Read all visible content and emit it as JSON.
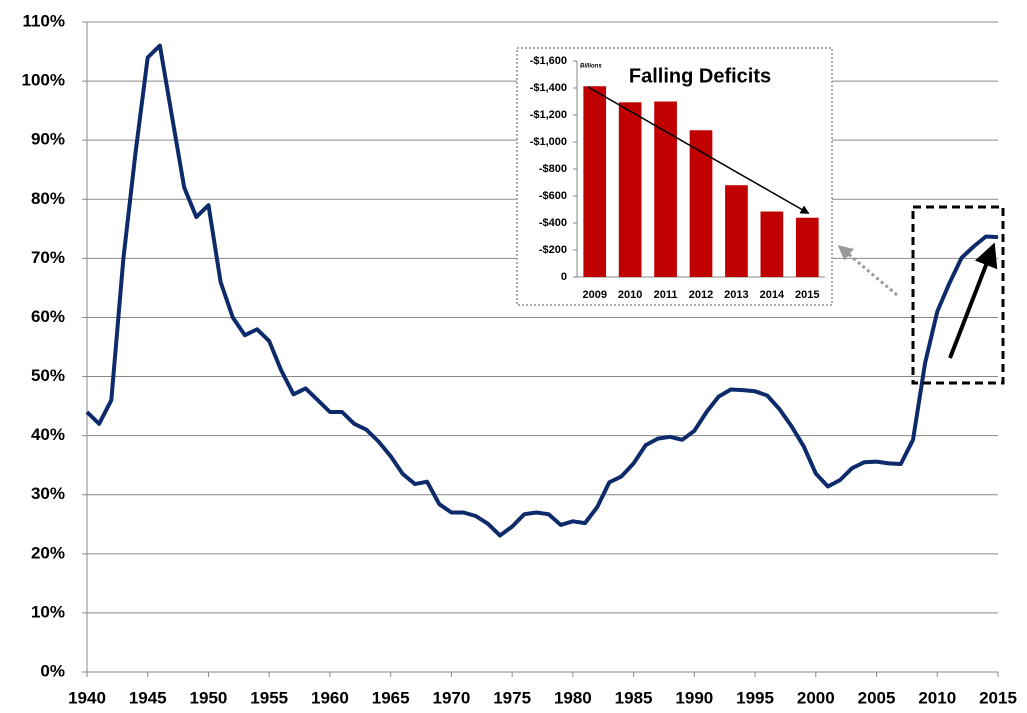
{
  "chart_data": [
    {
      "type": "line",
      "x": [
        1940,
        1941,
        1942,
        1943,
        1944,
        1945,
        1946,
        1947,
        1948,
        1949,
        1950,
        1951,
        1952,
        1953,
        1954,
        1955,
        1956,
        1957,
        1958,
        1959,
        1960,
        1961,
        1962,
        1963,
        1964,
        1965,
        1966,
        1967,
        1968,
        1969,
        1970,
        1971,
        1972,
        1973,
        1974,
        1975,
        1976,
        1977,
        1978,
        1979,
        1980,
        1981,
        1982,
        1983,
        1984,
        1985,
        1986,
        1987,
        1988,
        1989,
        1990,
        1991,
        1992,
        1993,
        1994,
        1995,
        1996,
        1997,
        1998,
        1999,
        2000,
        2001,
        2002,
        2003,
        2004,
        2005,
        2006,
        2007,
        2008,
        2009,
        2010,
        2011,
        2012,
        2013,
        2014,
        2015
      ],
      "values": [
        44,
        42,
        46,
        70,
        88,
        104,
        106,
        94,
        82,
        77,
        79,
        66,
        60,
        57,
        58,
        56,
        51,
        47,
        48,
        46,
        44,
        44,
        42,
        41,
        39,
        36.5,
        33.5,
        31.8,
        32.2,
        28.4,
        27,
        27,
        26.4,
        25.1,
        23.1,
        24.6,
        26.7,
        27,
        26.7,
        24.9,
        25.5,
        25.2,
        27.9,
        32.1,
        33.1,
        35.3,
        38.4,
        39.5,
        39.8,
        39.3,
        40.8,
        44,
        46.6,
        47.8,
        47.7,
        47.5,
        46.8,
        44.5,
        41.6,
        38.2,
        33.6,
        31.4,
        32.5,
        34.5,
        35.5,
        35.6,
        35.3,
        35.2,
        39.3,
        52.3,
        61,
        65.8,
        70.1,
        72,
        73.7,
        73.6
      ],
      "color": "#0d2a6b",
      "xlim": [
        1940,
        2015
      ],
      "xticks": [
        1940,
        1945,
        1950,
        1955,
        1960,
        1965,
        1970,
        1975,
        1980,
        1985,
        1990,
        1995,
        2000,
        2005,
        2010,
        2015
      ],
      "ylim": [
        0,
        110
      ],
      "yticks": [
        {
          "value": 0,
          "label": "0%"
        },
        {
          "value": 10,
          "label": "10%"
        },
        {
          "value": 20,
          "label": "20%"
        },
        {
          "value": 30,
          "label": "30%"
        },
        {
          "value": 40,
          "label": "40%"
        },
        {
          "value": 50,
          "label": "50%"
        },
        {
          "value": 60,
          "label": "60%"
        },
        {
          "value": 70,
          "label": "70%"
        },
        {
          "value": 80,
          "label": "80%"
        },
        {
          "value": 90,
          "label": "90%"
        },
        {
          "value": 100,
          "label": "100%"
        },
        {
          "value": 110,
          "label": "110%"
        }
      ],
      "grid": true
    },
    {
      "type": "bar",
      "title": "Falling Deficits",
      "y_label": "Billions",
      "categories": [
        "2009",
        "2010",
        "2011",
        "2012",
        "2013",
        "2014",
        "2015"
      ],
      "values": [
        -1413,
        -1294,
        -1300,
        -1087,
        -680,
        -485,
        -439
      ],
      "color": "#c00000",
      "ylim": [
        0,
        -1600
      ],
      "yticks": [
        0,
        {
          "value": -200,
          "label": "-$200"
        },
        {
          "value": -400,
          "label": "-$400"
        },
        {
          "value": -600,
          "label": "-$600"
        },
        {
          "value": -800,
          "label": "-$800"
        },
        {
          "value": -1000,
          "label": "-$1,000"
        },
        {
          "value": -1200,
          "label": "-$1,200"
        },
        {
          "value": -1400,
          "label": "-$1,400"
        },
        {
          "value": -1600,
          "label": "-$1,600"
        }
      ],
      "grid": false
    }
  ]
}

-- -- --

Transcribe the material as is, with images omitted.

Read all visible content and emit it as JSON.
{
  "chart_data": [
    {
      "type": "line",
      "x": [
        1940,
        1941,
        1942,
        1943,
        1944,
        1945,
        1946,
        1947,
        1948,
        1949,
        1950,
        1951,
        1952,
        1953,
        1954,
        1955,
        1956,
        1957,
        1958,
        1959,
        1960,
        1961,
        1962,
        1963,
        1964,
        1965,
        1966,
        1967,
        1968,
        1969,
        1970,
        1971,
        1972,
        1973,
        1974,
        1975,
        1976,
        1977,
        1978,
        1979,
        1980,
        1981,
        1982,
        1983,
        1984,
        1985,
        1986,
        1987,
        1988,
        1989,
        1990,
        1991,
        1992,
        1993,
        1994,
        1995,
        1996,
        1997,
        1998,
        1999,
        2000,
        2001,
        2002,
        2003,
        2004,
        2005,
        2006,
        2007,
        2008,
        2009,
        2010,
        2011,
        2012,
        2013,
        2014,
        2015
      ],
      "values": [
        44,
        42,
        46,
        70,
        88,
        104,
        106,
        94,
        82,
        77,
        79,
        66,
        60,
        57,
        58,
        56,
        51,
        47,
        48,
        46,
        44,
        44,
        42,
        41,
        39,
        36.5,
        33.5,
        31.8,
        32.2,
        28.4,
        27,
        27,
        26.4,
        25.1,
        23.1,
        24.6,
        26.7,
        27,
        26.7,
        24.9,
        25.5,
        25.2,
        27.9,
        32.1,
        33.1,
        35.3,
        38.4,
        39.5,
        39.8,
        39.3,
        40.8,
        44,
        46.6,
        47.8,
        47.7,
        47.5,
        46.8,
        44.5,
        41.6,
        38.2,
        33.6,
        31.4,
        32.5,
        34.5,
        35.5,
        35.6,
        35.3,
        35.2,
        39.3,
        52.3,
        61,
        65.8,
        70.1,
        72,
        73.7,
        73.6
      ],
      "color": "#0d2a6b",
      "xlim": [
        1940,
        2015
      ],
      "xticks": [
        1940,
        1945,
        1950,
        1955,
        1960,
        1965,
        1970,
        1975,
        1980,
        1985,
        1990,
        1995,
        2000,
        2005,
        2010,
        2015
      ],
      "ylim": [
        0,
        110
      ],
      "yticks": [
        {
          "value": 0,
          "label": "0%"
        },
        {
          "value": 10,
          "label": "10%"
        },
        {
          "value": 20,
          "label": "20%"
        },
        {
          "value": 30,
          "label": "30%"
        },
        {
          "value": 40,
          "label": "40%"
        },
        {
          "value": 50,
          "label": "50%"
        },
        {
          "value": 60,
          "label": "60%"
        },
        {
          "value": 70,
          "label": "70%"
        },
        {
          "value": 80,
          "label": "80%"
        },
        {
          "value": 90,
          "label": "90%"
        },
        {
          "value": 100,
          "label": "100%"
        },
        {
          "value": 110,
          "label": "110%"
        }
      ],
      "grid": true
    },
    {
      "type": "bar",
      "title": "Falling Deficits",
      "y_label": "Billions",
      "categories": [
        "2009",
        "2010",
        "2011",
        "2012",
        "2013",
        "2014",
        "2015"
      ],
      "values": [
        -1413,
        -1294,
        -1300,
        -1087,
        -680,
        -485,
        -439
      ],
      "color": "#c00000",
      "ylim": [
        0,
        -1600
      ],
      "yticks": [
        0,
        {
          "value": -200,
          "label": "-$200"
        },
        {
          "value": -400,
          "label": "-$400"
        },
        {
          "value": -600,
          "label": "-$600"
        },
        {
          "value": -800,
          "label": "-$800"
        },
        {
          "value": -1000,
          "label": "-$1,000"
        },
        {
          "value": -1200,
          "label": "-$1,200"
        },
        {
          "value": -1400,
          "label": "-$1,400"
        },
        {
          "value": -1600,
          "label": "-$1,600"
        }
      ],
      "grid": false
    }
  ]
}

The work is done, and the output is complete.